== Data shown
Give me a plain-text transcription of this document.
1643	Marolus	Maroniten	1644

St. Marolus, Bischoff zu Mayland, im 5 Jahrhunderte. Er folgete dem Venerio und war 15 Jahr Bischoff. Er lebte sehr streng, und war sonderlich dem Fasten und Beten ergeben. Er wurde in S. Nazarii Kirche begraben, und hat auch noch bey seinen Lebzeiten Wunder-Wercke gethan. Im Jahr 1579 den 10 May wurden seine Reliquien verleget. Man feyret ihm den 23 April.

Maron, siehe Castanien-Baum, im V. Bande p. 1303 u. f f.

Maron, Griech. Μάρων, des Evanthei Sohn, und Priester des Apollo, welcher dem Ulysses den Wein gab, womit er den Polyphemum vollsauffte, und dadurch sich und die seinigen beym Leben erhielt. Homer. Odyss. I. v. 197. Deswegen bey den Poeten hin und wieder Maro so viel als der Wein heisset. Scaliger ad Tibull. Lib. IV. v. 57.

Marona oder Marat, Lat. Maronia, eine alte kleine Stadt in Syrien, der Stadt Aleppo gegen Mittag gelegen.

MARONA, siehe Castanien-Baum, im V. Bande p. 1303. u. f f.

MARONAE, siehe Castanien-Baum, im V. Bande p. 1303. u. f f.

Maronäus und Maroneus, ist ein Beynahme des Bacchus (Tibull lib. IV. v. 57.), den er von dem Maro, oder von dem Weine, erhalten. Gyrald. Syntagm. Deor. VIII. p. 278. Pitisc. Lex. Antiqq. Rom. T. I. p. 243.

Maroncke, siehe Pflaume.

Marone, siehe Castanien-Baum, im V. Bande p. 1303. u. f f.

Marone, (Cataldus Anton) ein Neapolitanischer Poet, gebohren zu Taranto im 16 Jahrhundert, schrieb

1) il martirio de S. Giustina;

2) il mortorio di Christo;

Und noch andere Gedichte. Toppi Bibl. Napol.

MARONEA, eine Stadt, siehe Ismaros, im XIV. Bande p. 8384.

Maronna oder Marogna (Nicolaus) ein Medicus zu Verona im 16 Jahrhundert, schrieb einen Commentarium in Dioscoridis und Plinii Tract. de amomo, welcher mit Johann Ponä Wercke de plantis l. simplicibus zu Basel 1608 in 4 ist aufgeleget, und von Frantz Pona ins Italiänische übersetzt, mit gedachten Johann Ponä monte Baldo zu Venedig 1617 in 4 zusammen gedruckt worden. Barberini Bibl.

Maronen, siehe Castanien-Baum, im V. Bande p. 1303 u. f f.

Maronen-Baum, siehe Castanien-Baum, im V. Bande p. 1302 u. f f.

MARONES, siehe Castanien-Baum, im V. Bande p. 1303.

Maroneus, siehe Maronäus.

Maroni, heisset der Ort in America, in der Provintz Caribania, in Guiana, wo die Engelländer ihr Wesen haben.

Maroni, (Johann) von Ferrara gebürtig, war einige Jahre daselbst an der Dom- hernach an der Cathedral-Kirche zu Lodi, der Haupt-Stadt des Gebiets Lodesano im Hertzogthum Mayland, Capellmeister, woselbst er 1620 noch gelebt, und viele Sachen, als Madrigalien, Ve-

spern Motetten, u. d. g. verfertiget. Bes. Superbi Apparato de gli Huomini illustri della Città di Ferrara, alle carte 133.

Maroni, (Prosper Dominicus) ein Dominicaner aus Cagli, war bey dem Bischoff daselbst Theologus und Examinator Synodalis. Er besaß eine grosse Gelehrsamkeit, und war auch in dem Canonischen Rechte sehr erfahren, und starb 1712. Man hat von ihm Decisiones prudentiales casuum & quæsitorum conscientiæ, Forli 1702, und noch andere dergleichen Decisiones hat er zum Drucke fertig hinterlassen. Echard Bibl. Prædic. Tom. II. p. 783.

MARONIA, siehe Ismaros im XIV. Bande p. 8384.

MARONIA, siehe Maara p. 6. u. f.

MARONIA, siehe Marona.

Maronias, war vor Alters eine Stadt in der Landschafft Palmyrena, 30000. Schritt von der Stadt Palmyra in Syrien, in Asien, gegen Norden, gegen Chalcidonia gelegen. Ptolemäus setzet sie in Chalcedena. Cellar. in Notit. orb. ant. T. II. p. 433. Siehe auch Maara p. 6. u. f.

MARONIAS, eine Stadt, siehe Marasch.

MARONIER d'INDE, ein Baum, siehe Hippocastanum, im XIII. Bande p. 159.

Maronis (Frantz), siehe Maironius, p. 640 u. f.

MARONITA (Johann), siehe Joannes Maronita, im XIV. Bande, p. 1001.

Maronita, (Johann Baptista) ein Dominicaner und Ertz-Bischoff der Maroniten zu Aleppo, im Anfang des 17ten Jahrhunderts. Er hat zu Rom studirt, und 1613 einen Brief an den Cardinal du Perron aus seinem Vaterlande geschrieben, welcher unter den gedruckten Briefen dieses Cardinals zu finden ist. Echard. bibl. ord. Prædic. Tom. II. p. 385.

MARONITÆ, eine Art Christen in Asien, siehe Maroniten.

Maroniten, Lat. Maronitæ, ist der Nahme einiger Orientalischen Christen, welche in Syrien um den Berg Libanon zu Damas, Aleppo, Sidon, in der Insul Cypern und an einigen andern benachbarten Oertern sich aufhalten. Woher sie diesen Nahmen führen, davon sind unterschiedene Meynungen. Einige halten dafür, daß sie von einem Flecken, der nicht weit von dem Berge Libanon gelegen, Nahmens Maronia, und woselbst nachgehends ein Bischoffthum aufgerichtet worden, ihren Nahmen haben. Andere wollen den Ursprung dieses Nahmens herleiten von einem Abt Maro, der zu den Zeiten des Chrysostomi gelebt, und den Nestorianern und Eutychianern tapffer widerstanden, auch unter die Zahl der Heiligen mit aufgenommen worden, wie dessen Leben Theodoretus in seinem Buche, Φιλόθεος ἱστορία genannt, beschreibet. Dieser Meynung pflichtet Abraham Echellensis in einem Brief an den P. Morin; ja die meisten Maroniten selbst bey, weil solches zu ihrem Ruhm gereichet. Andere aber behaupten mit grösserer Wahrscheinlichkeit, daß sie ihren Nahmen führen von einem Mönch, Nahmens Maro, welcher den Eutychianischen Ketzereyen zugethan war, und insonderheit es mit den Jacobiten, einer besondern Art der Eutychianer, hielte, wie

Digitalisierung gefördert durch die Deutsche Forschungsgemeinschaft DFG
====
● **Requirement**
Output the listing above word for word.

● **Answer**
Give me a plain-text transcription of this document.
1643	Marolus	Maroniten	1644

St. Marolus, Bischoff zu Mayland, im 5 Jahrhunderte. Er folgete dem Venerio und war 15 Jahr Bischoff. Er lebte sehr streng, und war sonderlich dem Fasten und Beten ergeben. Er wurde in S. Nazarii Kirche begraben, und hat auch noch bey seinen Lebzeiten Wunder-Wercke gethan. Im Jahr 1579 den 10 May wurden seine Reliquien verleget. Man feyret ihm den 23 April.

Maron, siehe Castanien-Baum, im V. Bande p. 1303 u. f f.

Maron, Griech. Μάρων, des Evanthei Sohn, und Priester des Apollo, welcher dem Ulysses den Wein gab, womit er den Polyphemum vollsauffte, und dadurch sich und die seinigen beym Leben erhielt. Homer. Odyss. I. v. 197. Deswegen bey den Poeten hin und wieder Maro so viel als der Wein heisset. Scaliger ad Tibull. Lib. IV. v. 57.

Marona oder Marat, Lat. Maronia, eine alte kleine Stadt in Syrien, der Stadt Aleppo gegen Mittag gelegen.

MARONA, siehe Castanien-Baum, im V. Bande p. 1303. u. f f.

MARONAE, siehe Castanien-Baum, im V. Bande p. 1303. u. f f.

Maronäus und Maroneus, ist ein Beynahme des Bacchus (Tibull lib. IV. v. 57.), den er von dem Maro, oder von dem Weine, erhalten. Gyrald. Syntagm. Deor. VIII. p. 278. Pitisc. Lex. Antiqq. Rom. T. I. p. 243.

Maroncke, siehe Pflaume.

Marone, siehe Castanien-Baum, im V. Bande p. 1303. u. f f.

Marone, (Cataldus Anton) ein Neapolitanischer Poet, gebohren zu Taranto im 16 Jahrhundert, schrieb

1) il martirio de S. Giustina;

2) il mortorio di Christo;

Und noch andere Gedichte. Toppi Bibl. Napol.

MARONEA, eine Stadt, siehe Ismaros, im XIV. Bande p. 8384.

Maronna oder Marogna (Nicolaus) ein Medicus zu Verona im 16 Jahrhundert, schrieb einen Commentarium in Dioscoridis und Plinii Tract. de amomo, welcher mit Johann Ponä Wercke de plantis l. simplicibus zu Basel 1608 in 4 ist aufgeleget, und von Frantz Pona ins Italiänische übersetzt, mit gedachten Johann Ponä monte Baldo zu Venedig 1617 in 4 zusammen gedruckt worden. Barberini Bibl.

Maronen, siehe Castanien-Baum, im V. Bande p. 1303 u. f f.

Maronen-Baum, siehe Castanien-Baum, im V. Bande p. 1302 u. f f.

MARONES, siehe Castanien-Baum, im V. Bande p. 1303.

Maroneus, siehe Maronäus.

Maroni, heisset der Ort in America, in der Provintz Caribania, in Guiana, wo die Engelländer ihr Wesen haben.

Maroni, (Johann) von Ferrara gebürtig, war einige Jahre daselbst an der Dom- hernach an der Cathedral-Kirche zu Lodi, der Haupt-Stadt des Gebiets Lodesano im Hertzogthum Mayland, Capellmeister, woselbst er 1620 noch gelebt, und viele Sachen, als Madrigalien, Ve-

spern Motetten, u. d. g. verfertiget. Bes. Superbi Apparato de gli Huomini illustri della Città di Ferrara, alle carte 133.

Maroni, (Prosper Dominicus) ein Dominicaner aus Cagli, war bey dem Bischoff daselbst Theologus und Examinator Synodalis. Er besaß eine grosse Gelehrsamkeit, und war auch in dem Canonischen Rechte sehr erfahren, und starb 1712. Man hat von ihm Decisiones prudentiales casuum & quæsitorum conscientiæ, Forli 1702, und noch andere dergleichen Decisiones hat er zum Drucke fertig hinterlassen. Echard Bibl. Prædic. Tom. II. p. 783.

MARONIA, siehe Ismaros im XIV. Bande p. 8384.

MARONIA, siehe Maara p. 6. u. f.

MARONIA, siehe Marona.

Maronias, war vor Alters eine Stadt in der Landschafft Palmyrena, 30000. Schritt von der Stadt Palmyra in Syrien, in Asien, gegen Norden, gegen Chalcidonia gelegen. Ptolemäus setzet sie in Chalcedena. Cellar. in Notit. orb. ant. T. II. p. 433. Siehe auch Maara p. 6. u. f.

MARONIAS, eine Stadt, siehe Marasch.

MARONIER d'INDE, ein Baum, siehe Hippocastanum, im XIII. Bande p. 159.

Maronis (Frantz), siehe Maironius, p. 640 u. f.

MARONITA (Johann), siehe Joannes Maronita, im XIV. Bande, p. 1001.

Maronita, (Johann Baptista) ein Dominicaner und Ertz-Bischoff der Maroniten zu Aleppo, im Anfang des 17ten Jahrhunderts. Er hat zu Rom studirt, und 1613 einen Brief an den Cardinal du Perron aus seinem Vaterlande geschrieben, welcher unter den gedruckten Briefen dieses Cardinals zu finden ist. Echard. bibl. ord. Prædic. Tom. II. p. 385.

MARONITÆ, eine Art Christen in Asien, siehe Maroniten.

Maroniten, Lat. Maronitæ, ist der Nahme einiger Orientalischen Christen, welche in Syrien um den Berg Libanon zu Damas, Aleppo, Sidon, in der Insul Cypern und an einigen andern benachbarten Oertern sich aufhalten. Woher sie diesen Nahmen führen, davon sind unterschiedene Meynungen. Einige halten dafür, daß sie von einem Flecken, der nicht weit von dem Berge Libanon gelegen, Nahmens Maronia, und woselbst nachgehends ein Bischoffthum aufgerichtet worden, ihren Nahmen haben. Andere wollen den Ursprung dieses Nahmens herleiten von einem Abt Maro, der zu den Zeiten des Chrysostomi gelebt, und den Nestorianern und Eutychianern tapffer widerstanden, auch unter die Zahl der Heiligen mit aufgenommen worden, wie dessen Leben Theodoretus in seinem Buche, Φιλόθεος ἱστορία genannt, beschreibet. Dieser Meynung pflichtet Abraham Echellensis in einem Brief an den P. Morin; ja die meisten Maroniten selbst bey, weil solches zu ihrem Ruhm gereichet. Andere aber behaupten mit grösserer Wahrscheinlichkeit, daß sie ihren Nahmen führen von einem Mönch, Nahmens Maro, welcher den Eutychianischen Ketzereyen zugethan war, und insonderheit es mit den Jacobiten, einer besondern Art der Eutychianer, hielte, wie

Digitalisierung gefördert durch die Deutsche Forschungsgemeinschaft DFG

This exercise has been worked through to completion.